**** Material provided ****
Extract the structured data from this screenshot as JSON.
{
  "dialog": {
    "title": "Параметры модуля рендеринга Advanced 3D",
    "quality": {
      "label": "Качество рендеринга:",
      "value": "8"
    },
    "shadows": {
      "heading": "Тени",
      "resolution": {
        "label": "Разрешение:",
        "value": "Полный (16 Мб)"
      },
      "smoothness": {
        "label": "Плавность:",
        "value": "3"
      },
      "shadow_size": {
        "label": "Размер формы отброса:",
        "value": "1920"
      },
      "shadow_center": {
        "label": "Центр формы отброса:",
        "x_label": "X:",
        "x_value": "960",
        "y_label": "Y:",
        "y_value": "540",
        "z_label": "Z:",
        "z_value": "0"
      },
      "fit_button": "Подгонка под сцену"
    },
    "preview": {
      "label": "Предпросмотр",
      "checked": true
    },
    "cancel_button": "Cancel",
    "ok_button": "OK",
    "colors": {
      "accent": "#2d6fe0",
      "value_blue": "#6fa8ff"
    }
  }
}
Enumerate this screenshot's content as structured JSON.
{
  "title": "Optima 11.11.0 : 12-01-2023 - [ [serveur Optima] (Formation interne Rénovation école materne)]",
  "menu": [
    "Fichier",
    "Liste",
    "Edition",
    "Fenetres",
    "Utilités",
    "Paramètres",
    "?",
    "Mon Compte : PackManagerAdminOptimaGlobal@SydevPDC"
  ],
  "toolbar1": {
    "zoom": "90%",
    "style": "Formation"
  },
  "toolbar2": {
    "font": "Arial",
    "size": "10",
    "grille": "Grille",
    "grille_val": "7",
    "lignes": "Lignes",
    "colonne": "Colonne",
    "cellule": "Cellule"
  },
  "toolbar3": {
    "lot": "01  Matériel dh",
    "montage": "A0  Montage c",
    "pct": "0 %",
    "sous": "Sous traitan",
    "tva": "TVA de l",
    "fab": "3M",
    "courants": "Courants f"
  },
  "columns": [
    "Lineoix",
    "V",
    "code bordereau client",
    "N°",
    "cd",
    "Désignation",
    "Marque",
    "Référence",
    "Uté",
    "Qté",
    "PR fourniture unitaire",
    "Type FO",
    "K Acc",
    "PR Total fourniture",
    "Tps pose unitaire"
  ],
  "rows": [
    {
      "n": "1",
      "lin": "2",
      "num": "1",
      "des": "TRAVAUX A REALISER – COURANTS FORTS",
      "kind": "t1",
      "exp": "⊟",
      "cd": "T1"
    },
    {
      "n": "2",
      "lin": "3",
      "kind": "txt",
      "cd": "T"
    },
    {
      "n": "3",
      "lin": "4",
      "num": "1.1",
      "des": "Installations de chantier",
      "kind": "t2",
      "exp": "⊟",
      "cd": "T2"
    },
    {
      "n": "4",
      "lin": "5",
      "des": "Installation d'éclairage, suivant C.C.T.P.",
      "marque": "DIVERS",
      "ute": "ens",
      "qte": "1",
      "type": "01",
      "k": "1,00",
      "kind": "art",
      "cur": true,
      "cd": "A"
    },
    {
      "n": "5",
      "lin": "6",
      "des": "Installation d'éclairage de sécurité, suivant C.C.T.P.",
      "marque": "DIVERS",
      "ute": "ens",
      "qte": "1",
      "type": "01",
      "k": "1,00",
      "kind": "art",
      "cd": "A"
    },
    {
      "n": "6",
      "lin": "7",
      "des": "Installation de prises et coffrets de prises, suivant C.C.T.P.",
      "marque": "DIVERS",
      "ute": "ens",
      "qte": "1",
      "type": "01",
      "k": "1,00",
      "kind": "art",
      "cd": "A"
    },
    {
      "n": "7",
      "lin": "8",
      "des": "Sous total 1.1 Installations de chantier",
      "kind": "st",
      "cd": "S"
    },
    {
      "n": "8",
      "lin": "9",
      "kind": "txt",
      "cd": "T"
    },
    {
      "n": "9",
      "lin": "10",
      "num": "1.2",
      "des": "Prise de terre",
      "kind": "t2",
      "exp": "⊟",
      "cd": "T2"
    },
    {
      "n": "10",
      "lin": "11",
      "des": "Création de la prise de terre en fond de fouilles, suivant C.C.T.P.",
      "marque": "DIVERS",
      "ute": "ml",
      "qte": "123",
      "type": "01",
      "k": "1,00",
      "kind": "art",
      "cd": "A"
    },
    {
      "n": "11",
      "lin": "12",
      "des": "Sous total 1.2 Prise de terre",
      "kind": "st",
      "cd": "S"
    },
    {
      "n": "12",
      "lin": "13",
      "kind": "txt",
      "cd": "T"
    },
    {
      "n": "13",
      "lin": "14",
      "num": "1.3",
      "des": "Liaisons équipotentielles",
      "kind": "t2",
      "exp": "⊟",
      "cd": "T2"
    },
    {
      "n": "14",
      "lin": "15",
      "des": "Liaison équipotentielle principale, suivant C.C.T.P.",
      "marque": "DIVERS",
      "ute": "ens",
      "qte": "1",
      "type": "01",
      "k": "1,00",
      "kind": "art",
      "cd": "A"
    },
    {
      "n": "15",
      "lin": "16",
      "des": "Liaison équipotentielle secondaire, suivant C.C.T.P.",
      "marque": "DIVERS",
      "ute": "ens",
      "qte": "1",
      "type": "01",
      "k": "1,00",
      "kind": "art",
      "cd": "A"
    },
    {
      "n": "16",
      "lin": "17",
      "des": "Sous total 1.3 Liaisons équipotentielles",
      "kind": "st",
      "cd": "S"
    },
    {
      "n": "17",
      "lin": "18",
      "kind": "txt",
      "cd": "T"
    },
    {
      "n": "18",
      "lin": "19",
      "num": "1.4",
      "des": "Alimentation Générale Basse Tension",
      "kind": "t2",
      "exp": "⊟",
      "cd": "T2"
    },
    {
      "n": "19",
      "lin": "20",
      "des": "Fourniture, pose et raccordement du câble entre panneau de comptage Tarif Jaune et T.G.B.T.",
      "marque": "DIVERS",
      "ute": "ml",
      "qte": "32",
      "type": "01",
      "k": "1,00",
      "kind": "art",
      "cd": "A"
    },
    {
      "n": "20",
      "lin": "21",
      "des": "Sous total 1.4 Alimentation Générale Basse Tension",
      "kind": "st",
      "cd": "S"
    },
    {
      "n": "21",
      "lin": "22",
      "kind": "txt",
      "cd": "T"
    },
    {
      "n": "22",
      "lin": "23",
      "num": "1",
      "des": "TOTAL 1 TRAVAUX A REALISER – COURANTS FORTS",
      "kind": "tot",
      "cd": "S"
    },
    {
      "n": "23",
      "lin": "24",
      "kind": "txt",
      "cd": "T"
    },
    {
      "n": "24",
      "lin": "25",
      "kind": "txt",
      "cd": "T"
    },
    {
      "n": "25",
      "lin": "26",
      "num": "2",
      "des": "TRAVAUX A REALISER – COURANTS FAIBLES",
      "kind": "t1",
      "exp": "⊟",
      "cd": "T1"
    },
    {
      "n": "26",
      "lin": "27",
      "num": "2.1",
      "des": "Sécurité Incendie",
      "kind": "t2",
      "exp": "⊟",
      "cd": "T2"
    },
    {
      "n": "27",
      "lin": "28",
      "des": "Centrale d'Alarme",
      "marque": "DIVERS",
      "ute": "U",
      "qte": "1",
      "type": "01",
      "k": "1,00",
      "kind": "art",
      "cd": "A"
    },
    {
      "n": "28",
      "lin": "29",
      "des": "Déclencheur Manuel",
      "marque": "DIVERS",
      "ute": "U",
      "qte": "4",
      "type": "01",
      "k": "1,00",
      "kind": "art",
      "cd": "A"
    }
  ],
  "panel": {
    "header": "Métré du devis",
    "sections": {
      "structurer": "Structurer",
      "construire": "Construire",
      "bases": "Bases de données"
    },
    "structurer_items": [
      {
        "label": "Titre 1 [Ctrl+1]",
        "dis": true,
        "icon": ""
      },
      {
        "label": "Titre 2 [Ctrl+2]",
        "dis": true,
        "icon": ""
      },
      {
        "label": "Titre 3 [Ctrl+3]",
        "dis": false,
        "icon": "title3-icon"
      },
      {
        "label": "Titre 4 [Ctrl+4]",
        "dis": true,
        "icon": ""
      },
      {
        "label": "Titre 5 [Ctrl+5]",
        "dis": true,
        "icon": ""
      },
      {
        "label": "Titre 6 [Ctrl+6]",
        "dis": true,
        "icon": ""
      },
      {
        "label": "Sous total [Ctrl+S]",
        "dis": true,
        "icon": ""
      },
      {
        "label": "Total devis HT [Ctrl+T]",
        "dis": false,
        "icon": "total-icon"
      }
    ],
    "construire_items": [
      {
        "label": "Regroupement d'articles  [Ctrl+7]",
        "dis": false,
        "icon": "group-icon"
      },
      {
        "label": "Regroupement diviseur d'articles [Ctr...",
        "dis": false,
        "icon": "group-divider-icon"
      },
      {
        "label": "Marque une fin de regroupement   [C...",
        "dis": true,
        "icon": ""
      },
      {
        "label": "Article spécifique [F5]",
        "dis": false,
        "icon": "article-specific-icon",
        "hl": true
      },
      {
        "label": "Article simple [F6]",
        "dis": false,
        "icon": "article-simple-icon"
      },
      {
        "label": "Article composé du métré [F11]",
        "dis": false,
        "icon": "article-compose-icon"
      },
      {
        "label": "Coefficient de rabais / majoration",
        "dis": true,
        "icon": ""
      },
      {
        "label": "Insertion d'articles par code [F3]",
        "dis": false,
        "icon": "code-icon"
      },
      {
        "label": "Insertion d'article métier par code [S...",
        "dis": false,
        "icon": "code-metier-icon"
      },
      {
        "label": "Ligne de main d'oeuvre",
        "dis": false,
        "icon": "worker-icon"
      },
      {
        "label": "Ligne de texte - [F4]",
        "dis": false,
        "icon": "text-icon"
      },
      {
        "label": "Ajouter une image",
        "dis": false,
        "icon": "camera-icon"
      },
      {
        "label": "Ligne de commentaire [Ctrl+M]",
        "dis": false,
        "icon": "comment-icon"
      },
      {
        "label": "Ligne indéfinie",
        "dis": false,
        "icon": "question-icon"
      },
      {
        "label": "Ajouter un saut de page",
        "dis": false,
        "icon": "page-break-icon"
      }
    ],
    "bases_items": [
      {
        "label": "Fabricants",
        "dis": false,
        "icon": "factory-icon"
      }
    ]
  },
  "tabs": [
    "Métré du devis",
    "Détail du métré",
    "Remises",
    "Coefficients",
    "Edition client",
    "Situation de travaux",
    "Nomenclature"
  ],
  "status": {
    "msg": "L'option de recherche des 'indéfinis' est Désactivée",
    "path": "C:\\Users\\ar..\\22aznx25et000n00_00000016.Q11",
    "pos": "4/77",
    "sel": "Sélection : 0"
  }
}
****
Among the entries above, how many lines hold the string "unitaire"? Respond with nothing but the number.

2